[Dataset records]
## Start

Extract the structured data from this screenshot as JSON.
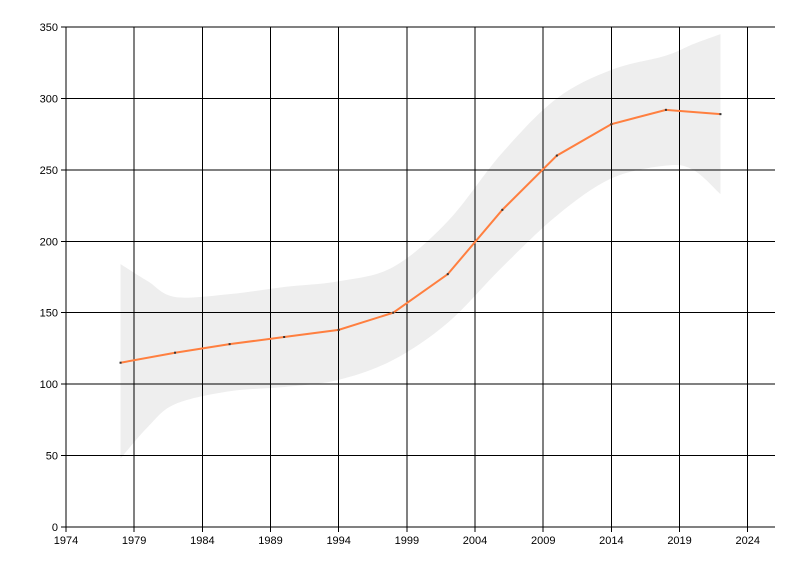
{
  "chart_data": {
    "type": "line",
    "title": "",
    "xlabel": "",
    "ylabel": "",
    "xlim": [
      1974,
      2026
    ],
    "ylim": [
      0,
      350
    ],
    "x_ticks": [
      1974,
      1979,
      1984,
      1989,
      1994,
      1999,
      2004,
      2009,
      2014,
      2019,
      2024
    ],
    "y_ticks": [
      0,
      50,
      100,
      150,
      200,
      250,
      300,
      350
    ],
    "grid": true,
    "legend": "none",
    "series": [
      {
        "x": [
          1978,
          1982,
          1986,
          1990,
          1994,
          1998,
          2002,
          2006,
          2010,
          2014,
          2018,
          2022
        ],
        "values": [
          115,
          122,
          128,
          133,
          138,
          150,
          177,
          222,
          260,
          282,
          292,
          289
        ],
        "color": "#ff7f3f"
      }
    ],
    "band": {
      "x": [
        1978,
        1980,
        1982,
        1986,
        1990,
        1994,
        1998,
        2002,
        2006,
        2010,
        2014,
        2018,
        2020,
        2022
      ],
      "upper": [
        184,
        172,
        161,
        163,
        168,
        172,
        182,
        214,
        262,
        300,
        320,
        330,
        338,
        345
      ],
      "lower": [
        48,
        70,
        86,
        95,
        98,
        103,
        117,
        143,
        182,
        218,
        244,
        253,
        250,
        233
      ],
      "color": "#eeeeee"
    }
  }
}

## End

__Work to complete__
Make an exact copy of the records shown above, without the pictures.

__Task result__
Extract the structured data from this screenshot as JSON.
{
  "chart_data": {
    "type": "line",
    "title": "",
    "xlabel": "",
    "ylabel": "",
    "xlim": [
      1974,
      2026
    ],
    "ylim": [
      0,
      350
    ],
    "x_ticks": [
      1974,
      1979,
      1984,
      1989,
      1994,
      1999,
      2004,
      2009,
      2014,
      2019,
      2024
    ],
    "y_ticks": [
      0,
      50,
      100,
      150,
      200,
      250,
      300,
      350
    ],
    "grid": true,
    "legend": "none",
    "series": [
      {
        "x": [
          1978,
          1982,
          1986,
          1990,
          1994,
          1998,
          2002,
          2006,
          2010,
          2014,
          2018,
          2022
        ],
        "values": [
          115,
          122,
          128,
          133,
          138,
          150,
          177,
          222,
          260,
          282,
          292,
          289
        ],
        "color": "#ff7f3f"
      }
    ],
    "band": {
      "x": [
        1978,
        1980,
        1982,
        1986,
        1990,
        1994,
        1998,
        2002,
        2006,
        2010,
        2014,
        2018,
        2020,
        2022
      ],
      "upper": [
        184,
        172,
        161,
        163,
        168,
        172,
        182,
        214,
        262,
        300,
        320,
        330,
        338,
        345
      ],
      "lower": [
        48,
        70,
        86,
        95,
        98,
        103,
        117,
        143,
        182,
        218,
        244,
        253,
        250,
        233
      ],
      "color": "#eeeeee"
    }
  }
}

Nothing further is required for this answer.